- **Materials provided**:
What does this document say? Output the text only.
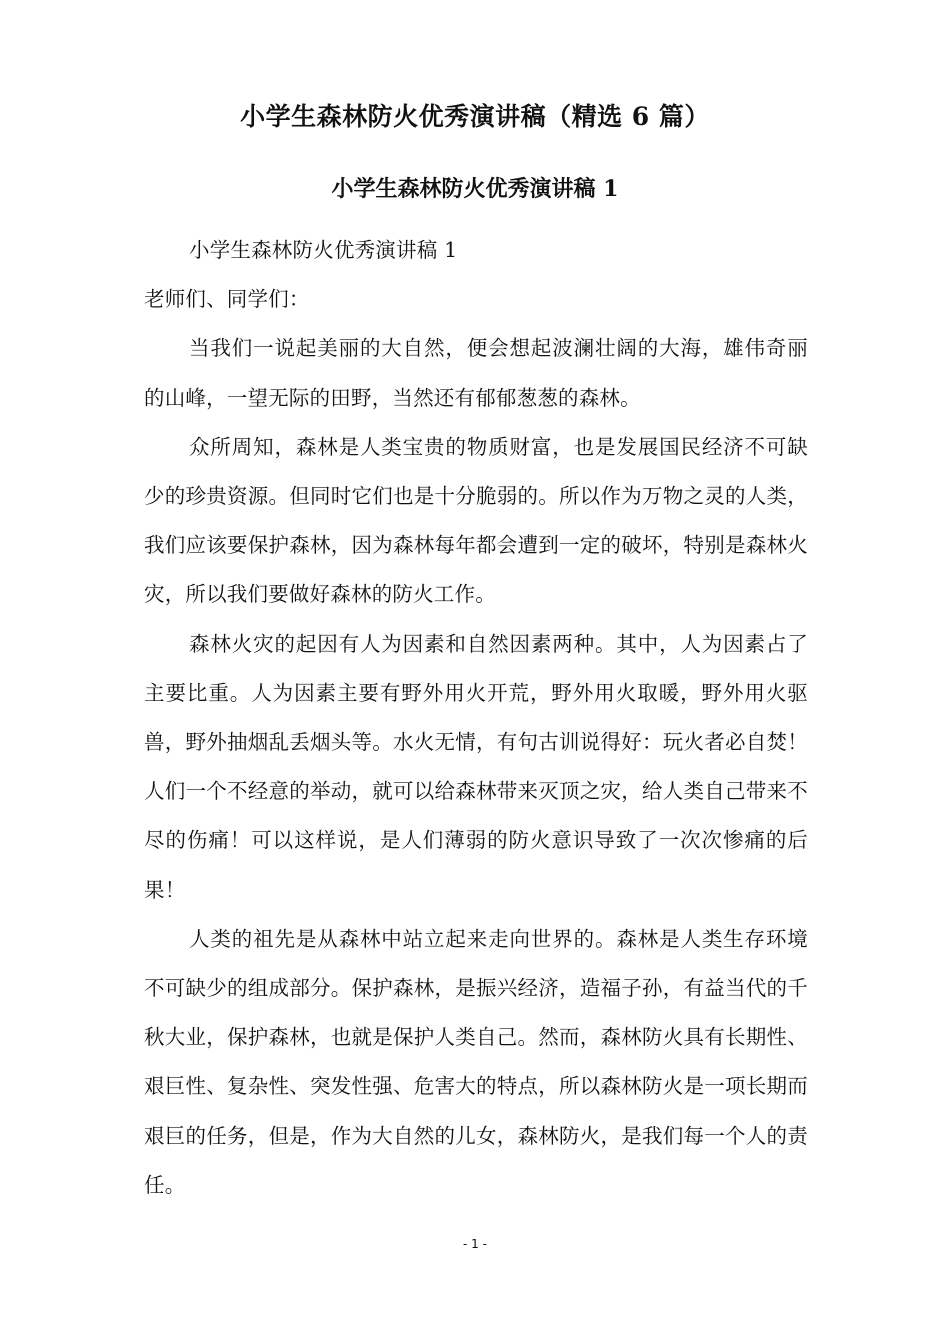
小学生森林防火优秀演讲稿（精选 6 篇）
小学生森林防火优秀演讲稿 1

小学生森林防火优秀演讲稿 1

老师们、同学们：

当我们一说起美丽的大自然，便会想起波澜壮阔的大海，雄伟奇丽的山峰，一望无际的田野，当然还有郁郁葱葱的森林。

众所周知，森林是人类宝贵的物质财富，也是发展国民经济不可缺少的珍贵资源。但同时它们也是十分脆弱的。所以作为万物之灵的人类，我们应该要保护森林，因为森林每年都会遭到一定的破坏，特别是森林火灾，所以我们要做好森林的防火工作。

森林火灾的起因有人为因素和自然因素两种。其中，人为因素占了主要比重。人为因素主要有野外用火开荒，野外用火取暖，野外用火驱兽，野外抽烟乱丢烟头等。水火无情，有句古训说得好：玩火者必自焚！人们一个不经意的举动，就可以给森林带来灭顶之灾，给人类自己带来不尽的伤痛！可以这样说，是人们薄弱的防火意识导致了一次次惨痛的后果！

人类的祖先是从森林中站立起来走向世界的。森林是人类生存环境不可缺少的组成部分。保护森林，是振兴经济，造福子孙，有益当代的千秋大业，保护森林，也就是保护人类自己。然而，森林防火具有长期性、艰巨性、复杂性、突发性强、危害大的特点，所以森林防火是一项长期而艰巨的任务，但是，作为大自然的儿女，森林防火，是我们每一个人的责任。

- 1 -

- **Job**:
Keep the pictures out of your copy, and repeat every entry above exactly.

- **Response**:
What does this document say? Output the text only.
小学生森林防火优秀演讲稿（精选 6 篇）
小学生森林防火优秀演讲稿 1

小学生森林防火优秀演讲稿 1

老师们、同学们：

当我们一说起美丽的大自然，便会想起波澜壮阔的大海，雄伟奇丽的山峰，一望无际的田野，当然还有郁郁葱葱的森林。

众所周知，森林是人类宝贵的物质财富，也是发展国民经济不可缺少的珍贵资源。但同时它们也是十分脆弱的。所以作为万物之灵的人类，我们应该要保护森林，因为森林每年都会遭到一定的破坏，特别是森林火灾，所以我们要做好森林的防火工作。

森林火灾的起因有人为因素和自然因素两种。其中，人为因素占了主要比重。人为因素主要有野外用火开荒，野外用火取暖，野外用火驱兽，野外抽烟乱丢烟头等。水火无情，有句古训说得好：玩火者必自焚！人们一个不经意的举动，就可以给森林带来灭顶之灾，给人类自己带来不尽的伤痛！可以这样说，是人们薄弱的防火意识导致了一次次惨痛的后果！

人类的祖先是从森林中站立起来走向世界的。森林是人类生存环境不可缺少的组成部分。保护森林，是振兴经济，造福子孙，有益当代的千秋大业，保护森林，也就是保护人类自己。然而，森林防火具有长期性、艰巨性、复杂性、突发性强、危害大的特点，所以森林防火是一项长期而艰巨的任务，但是，作为大自然的儿女，森林防火，是我们每一个人的责任。

- 1 -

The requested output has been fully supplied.